Quote all entries in full, exactly.

.....

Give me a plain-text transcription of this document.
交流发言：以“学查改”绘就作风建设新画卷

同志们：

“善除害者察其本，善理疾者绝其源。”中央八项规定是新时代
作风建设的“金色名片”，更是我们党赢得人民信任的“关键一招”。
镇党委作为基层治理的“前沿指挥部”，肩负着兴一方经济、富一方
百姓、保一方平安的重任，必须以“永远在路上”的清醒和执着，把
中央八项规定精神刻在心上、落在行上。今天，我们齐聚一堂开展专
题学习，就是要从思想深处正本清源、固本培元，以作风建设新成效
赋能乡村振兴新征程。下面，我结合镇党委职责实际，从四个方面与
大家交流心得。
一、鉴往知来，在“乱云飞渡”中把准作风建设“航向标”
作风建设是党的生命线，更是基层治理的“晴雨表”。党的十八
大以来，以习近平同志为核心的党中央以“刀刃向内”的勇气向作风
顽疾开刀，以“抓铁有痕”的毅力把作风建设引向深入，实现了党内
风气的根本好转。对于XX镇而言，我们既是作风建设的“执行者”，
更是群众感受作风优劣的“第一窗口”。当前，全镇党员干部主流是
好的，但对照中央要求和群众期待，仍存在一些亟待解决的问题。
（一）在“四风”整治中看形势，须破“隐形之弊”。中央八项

.....

EXPECTED OUTPUT ->
Give me a plain-text transcription of this document.
交流发言：以“学查改”绘就作风建设新画卷

同志们：

“善除害者察其本，善理疾者绝其源。”中央八项规定是新时代
作风建设的“金色名片”，更是我们党赢得人民信任的“关键一招”。
镇党委作为基层治理的“前沿指挥部”，肩负着兴一方经济、富一方
百姓、保一方平安的重任，必须以“永远在路上”的清醒和执着，把
中央八项规定精神刻在心上、落在行上。今天，我们齐聚一堂开展专
题学习，就是要从思想深处正本清源、固本培元，以作风建设新成效
赋能乡村振兴新征程。下面，我结合镇党委职责实际，从四个方面与
大家交流心得。
一、鉴往知来，在“乱云飞渡”中把准作风建设“航向标”
作风建设是党的生命线，更是基层治理的“晴雨表”。党的十八
大以来，以习近平同志为核心的党中央以“刀刃向内”的勇气向作风
顽疾开刀，以“抓铁有痕”的毅力把作风建设引向深入，实现了党内
风气的根本好转。对于XX镇而言，我们既是作风建设的“执行者”，
更是群众感受作风优劣的“第一窗口”。当前，全镇党员干部主流是
好的，但对照中央要求和群众期待，仍存在一些亟待解决的问题。
（一）在“四风”整治中看形势，须破“隐形之弊”。中央八项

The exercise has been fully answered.